# Goal
Copy out every line of the data exactly.

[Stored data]

==*==

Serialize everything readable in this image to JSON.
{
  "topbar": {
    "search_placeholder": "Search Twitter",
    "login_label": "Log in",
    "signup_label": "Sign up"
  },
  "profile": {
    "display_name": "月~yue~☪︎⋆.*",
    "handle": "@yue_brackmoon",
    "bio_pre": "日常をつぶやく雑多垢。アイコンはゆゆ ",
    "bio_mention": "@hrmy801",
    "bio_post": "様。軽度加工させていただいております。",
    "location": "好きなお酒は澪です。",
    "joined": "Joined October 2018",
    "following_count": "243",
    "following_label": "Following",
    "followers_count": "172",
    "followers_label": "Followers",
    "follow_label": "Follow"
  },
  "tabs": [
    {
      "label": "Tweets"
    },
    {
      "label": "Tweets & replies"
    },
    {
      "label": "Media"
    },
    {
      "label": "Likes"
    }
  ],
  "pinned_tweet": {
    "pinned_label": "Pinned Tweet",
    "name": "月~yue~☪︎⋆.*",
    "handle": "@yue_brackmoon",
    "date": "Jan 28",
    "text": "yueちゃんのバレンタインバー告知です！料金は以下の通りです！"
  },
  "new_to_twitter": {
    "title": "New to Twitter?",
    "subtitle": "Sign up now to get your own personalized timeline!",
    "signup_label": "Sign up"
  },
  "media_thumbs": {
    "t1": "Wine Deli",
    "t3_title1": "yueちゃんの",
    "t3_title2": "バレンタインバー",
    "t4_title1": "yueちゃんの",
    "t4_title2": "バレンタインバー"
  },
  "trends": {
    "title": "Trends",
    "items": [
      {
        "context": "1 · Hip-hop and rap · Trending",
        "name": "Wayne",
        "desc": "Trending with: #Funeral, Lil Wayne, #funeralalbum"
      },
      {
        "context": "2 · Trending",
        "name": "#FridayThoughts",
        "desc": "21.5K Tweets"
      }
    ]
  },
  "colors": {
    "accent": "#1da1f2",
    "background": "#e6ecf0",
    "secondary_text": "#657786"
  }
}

==*==

# Problem solution
Serialize everything readable in this image to JSON.
{
  "topbar": {
    "search_placeholder": "Search Twitter",
    "login_label": "Log in",
    "signup_label": "Sign up"
  },
  "profile": {
    "display_name": "月~yue~☪︎⋆.*",
    "handle": "@yue_brackmoon",
    "bio_pre": "日常をつぶやく雑多垢。アイコンはゆゆ ",
    "bio_mention": "@hrmy801",
    "bio_post": "様。軽度加工させていただいております。",
    "location": "好きなお酒は澪です。",
    "joined": "Joined October 2018",
    "following_count": "243",
    "following_label": "Following",
    "followers_count": "172",
    "followers_label": "Followers",
    "follow_label": "Follow"
  },
  "tabs": [
    {
      "label": "Tweets"
    },
    {
      "label": "Tweets & replies"
    },
    {
      "label": "Media"
    },
    {
      "label": "Likes"
    }
  ],
  "pinned_tweet": {
    "pinned_label": "Pinned Tweet",
    "name": "月~yue~☪︎⋆.*",
    "handle": "@yue_brackmoon",
    "date": "Jan 28",
    "text": "yueちゃんのバレンタインバー告知です！料金は以下の通りです！"
  },
  "new_to_twitter": {
    "title": "New to Twitter?",
    "subtitle": "Sign up now to get your own personalized timeline!",
    "signup_label": "Sign up"
  },
  "media_thumbs": {
    "t1": "Wine Deli",
    "t3_title1": "yueちゃんの",
    "t3_title2": "バレンタインバー",
    "t4_title1": "yueちゃんの",
    "t4_title2": "バレンタインバー"
  },
  "trends": {
    "title": "Trends",
    "items": [
      {
        "context": "1 · Hip-hop and rap · Trending",
        "name": "Wayne",
        "desc": "Trending with: #Funeral, Lil Wayne, #funeralalbum"
      },
      {
        "context": "2 · Trending",
        "name": "#FridayThoughts",
        "desc": "21.5K Tweets"
      }
    ]
  },
  "colors": {
    "accent": "#1da1f2",
    "background": "#e6ecf0",
    "secondary_text": "#657786"
  }
}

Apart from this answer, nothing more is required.